[What the exercise asks]
Pick out each line containing the string "settings".

[Stored records]
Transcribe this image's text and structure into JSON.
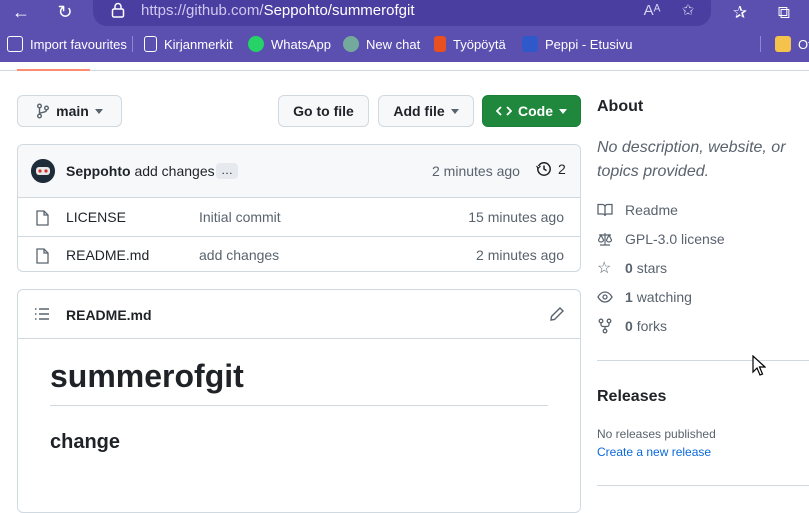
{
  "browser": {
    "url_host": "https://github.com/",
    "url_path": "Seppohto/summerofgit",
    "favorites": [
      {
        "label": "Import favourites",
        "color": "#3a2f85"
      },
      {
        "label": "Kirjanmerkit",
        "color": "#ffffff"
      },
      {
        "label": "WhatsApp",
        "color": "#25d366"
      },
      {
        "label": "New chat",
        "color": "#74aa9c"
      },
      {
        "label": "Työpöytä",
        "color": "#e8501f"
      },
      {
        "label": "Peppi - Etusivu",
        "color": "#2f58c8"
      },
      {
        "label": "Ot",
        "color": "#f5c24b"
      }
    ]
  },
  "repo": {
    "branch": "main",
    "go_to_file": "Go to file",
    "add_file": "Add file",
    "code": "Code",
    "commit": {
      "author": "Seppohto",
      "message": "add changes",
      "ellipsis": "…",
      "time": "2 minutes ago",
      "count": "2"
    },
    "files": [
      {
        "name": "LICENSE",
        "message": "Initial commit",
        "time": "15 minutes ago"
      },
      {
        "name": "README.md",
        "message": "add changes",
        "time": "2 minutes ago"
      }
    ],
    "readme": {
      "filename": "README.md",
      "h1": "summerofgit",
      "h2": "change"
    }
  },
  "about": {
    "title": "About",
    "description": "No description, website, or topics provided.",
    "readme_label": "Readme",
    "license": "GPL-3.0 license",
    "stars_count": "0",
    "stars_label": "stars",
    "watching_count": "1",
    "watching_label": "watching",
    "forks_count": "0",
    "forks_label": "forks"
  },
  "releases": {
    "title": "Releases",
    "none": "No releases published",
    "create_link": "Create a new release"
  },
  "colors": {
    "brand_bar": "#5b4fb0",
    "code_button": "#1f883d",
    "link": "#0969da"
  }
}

* * *

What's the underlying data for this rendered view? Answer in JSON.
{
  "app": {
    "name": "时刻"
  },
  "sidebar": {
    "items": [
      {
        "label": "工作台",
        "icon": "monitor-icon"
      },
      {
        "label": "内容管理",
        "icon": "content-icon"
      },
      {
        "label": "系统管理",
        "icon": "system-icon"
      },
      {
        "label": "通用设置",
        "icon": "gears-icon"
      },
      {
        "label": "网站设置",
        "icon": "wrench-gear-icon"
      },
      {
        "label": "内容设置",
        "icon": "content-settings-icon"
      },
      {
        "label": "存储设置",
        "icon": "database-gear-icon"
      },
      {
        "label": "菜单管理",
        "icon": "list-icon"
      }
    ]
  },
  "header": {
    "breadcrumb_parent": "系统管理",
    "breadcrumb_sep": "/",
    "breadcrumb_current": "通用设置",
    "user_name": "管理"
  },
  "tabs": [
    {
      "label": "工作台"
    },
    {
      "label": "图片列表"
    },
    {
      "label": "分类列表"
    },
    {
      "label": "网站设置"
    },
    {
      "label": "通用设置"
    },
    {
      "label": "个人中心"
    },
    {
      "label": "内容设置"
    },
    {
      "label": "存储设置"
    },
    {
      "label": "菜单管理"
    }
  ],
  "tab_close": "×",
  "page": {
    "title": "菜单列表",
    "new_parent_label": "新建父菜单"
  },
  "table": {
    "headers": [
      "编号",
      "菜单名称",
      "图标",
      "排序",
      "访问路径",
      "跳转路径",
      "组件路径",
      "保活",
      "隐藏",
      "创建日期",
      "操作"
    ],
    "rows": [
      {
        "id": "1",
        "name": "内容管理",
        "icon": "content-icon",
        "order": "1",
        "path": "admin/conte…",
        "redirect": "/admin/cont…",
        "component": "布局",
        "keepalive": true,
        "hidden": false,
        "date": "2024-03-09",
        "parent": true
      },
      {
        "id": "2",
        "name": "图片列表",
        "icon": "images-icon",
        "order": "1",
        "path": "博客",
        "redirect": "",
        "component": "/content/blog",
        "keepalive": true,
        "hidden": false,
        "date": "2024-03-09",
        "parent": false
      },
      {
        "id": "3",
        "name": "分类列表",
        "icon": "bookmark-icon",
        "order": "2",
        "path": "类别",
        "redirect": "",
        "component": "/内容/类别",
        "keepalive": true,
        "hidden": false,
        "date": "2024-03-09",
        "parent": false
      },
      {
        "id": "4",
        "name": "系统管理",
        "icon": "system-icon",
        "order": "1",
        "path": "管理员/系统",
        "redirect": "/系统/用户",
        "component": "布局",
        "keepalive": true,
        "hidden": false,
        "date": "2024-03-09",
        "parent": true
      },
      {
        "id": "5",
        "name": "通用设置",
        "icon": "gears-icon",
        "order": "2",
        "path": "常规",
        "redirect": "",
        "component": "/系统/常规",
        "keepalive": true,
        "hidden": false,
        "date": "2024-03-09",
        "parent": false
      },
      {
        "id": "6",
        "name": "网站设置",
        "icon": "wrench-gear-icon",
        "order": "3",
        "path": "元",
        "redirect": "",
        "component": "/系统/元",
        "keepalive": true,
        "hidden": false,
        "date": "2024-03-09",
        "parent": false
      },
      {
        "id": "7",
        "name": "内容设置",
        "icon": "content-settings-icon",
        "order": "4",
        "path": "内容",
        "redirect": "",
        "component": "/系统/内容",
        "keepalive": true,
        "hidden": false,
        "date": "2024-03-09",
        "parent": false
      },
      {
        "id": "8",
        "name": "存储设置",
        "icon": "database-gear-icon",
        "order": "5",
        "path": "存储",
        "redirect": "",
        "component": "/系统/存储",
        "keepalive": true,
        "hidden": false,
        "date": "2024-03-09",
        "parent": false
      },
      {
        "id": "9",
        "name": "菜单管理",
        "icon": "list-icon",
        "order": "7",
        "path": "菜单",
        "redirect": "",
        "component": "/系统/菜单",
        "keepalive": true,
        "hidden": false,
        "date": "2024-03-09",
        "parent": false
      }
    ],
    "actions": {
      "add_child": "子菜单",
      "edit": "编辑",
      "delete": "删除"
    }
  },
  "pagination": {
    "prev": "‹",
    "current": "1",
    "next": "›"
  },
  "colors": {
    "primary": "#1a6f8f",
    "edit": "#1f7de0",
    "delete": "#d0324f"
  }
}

[Answer in full]
        "icon": "content-settings-icon"
        "icon": "content-settings-icon",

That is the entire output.